▶ [GIVEN INSTRUCTION]: Output the material below unchanged, apart from leaving out the pictures.

▶ [RECORDS TO PROCESS]:
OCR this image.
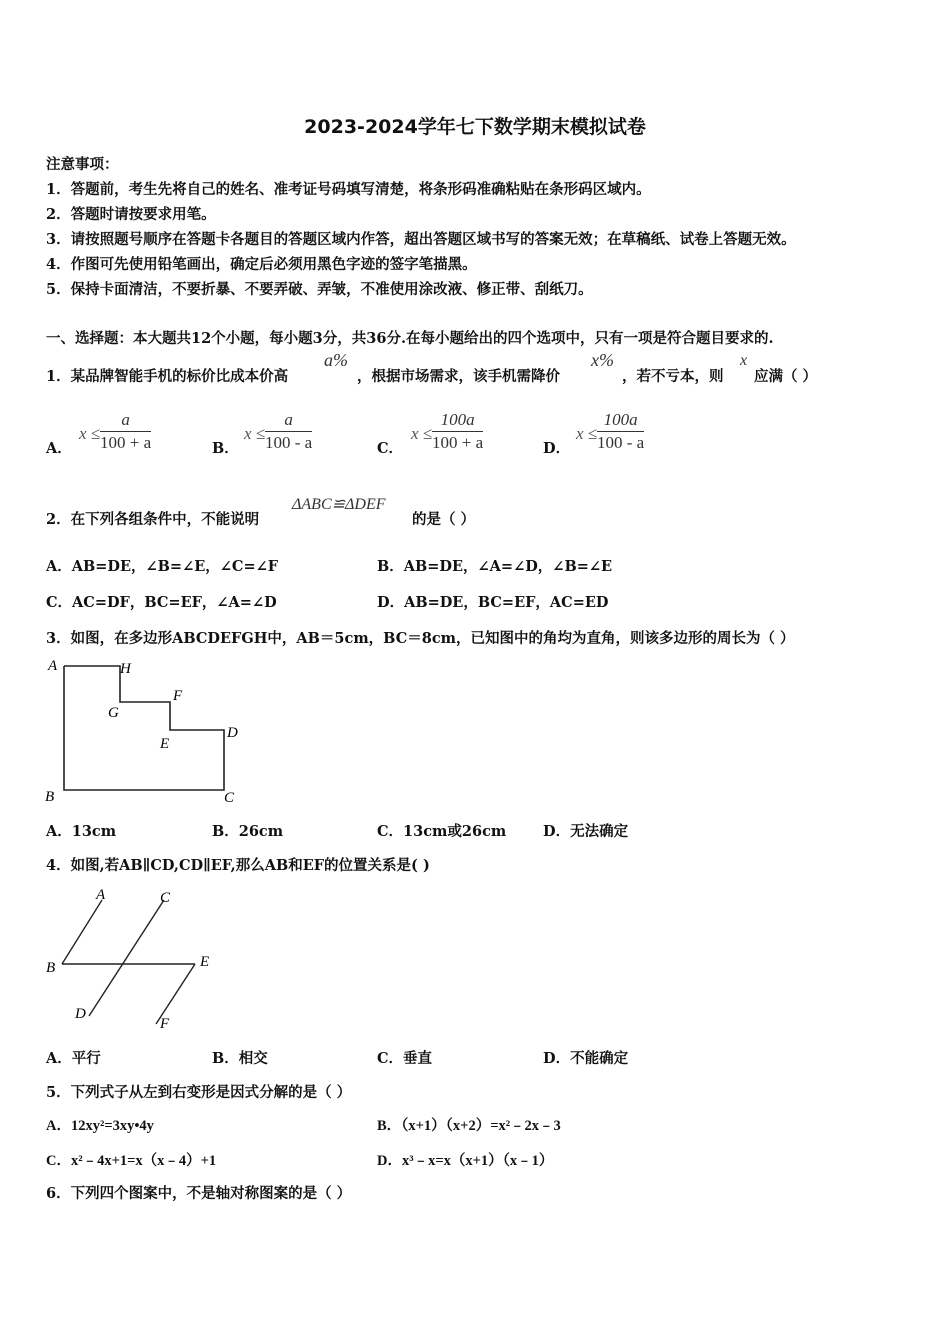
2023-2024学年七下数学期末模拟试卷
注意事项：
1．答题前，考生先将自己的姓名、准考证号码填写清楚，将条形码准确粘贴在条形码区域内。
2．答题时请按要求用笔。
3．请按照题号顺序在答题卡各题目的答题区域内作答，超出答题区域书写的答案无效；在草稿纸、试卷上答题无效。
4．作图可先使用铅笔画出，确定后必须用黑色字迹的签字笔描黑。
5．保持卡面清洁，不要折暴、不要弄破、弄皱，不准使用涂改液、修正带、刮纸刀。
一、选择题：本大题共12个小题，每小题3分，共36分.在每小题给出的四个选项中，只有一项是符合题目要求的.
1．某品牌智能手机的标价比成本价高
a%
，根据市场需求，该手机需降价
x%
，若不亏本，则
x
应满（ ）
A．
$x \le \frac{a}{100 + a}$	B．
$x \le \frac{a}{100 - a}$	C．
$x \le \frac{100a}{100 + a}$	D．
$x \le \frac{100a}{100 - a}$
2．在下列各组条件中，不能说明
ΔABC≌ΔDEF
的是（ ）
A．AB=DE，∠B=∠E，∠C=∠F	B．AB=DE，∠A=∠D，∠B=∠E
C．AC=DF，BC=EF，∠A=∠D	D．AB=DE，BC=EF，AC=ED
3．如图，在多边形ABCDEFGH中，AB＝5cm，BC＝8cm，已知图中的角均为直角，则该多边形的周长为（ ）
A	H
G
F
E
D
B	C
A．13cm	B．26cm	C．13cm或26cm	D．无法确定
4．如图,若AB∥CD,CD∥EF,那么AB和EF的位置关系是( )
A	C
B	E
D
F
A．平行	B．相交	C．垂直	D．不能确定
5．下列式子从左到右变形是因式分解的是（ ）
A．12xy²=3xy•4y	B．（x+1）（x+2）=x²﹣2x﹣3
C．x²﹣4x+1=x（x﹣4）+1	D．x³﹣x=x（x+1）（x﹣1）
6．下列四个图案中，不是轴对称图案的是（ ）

▶ [WORKED ANSWER]:
OCR this image.
2023-2024学年七下数学期末模拟试卷
注意事项：
1．答题前，考生先将自己的姓名、准考证号码填写清楚，将条形码准确粘贴在条形码区域内。
2．答题时请按要求用笔。
3．请按照题号顺序在答题卡各题目的答题区域内作答，超出答题区域书写的答案无效；在草稿纸、试卷上答题无效。
4．作图可先使用铅笔画出，确定后必须用黑色字迹的签字笔描黑。
5．保持卡面清洁，不要折暴、不要弄破、弄皱，不准使用涂改液、修正带、刮纸刀。
一、选择题：本大题共12个小题，每小题3分，共36分.在每小题给出的四个选项中，只有一项是符合题目要求的.
1．某品牌智能手机的标价比成本价高
a%
，根据市场需求，该手机需降价
x%
，若不亏本，则
x
应满（ ）
A．
$x \le \frac{a}{100 + a}$	B．
$x \le \frac{a}{100 - a}$	C．
$x \le \frac{100a}{100 + a}$	D．
$x \le \frac{100a}{100 - a}$
2．在下列各组条件中，不能说明
ΔABC≌ΔDEF
的是（ ）
A．AB=DE，∠B=∠E，∠C=∠F	B．AB=DE，∠A=∠D，∠B=∠E
C．AC=DF，BC=EF，∠A=∠D	D．AB=DE，BC=EF，AC=ED
3．如图，在多边形ABCDEFGH中，AB＝5cm，BC＝8cm，已知图中的角均为直角，则该多边形的周长为（ ）
A	H
G
F
E
D
B	C
A．13cm	B．26cm	C．13cm或26cm	D．无法确定
4．如图,若AB∥CD,CD∥EF,那么AB和EF的位置关系是( )
A	C
B	E
D
F
A．平行	B．相交	C．垂直	D．不能确定
5．下列式子从左到右变形是因式分解的是（ ）
A．12xy²=3xy•4y	B．（x+1）（x+2）=x²﹣2x﹣3
C．x²﹣4x+1=x（x﹣4）+1	D．x³﹣x=x（x+1）（x﹣1）
6．下列四个图案中，不是轴对称图案的是（ ）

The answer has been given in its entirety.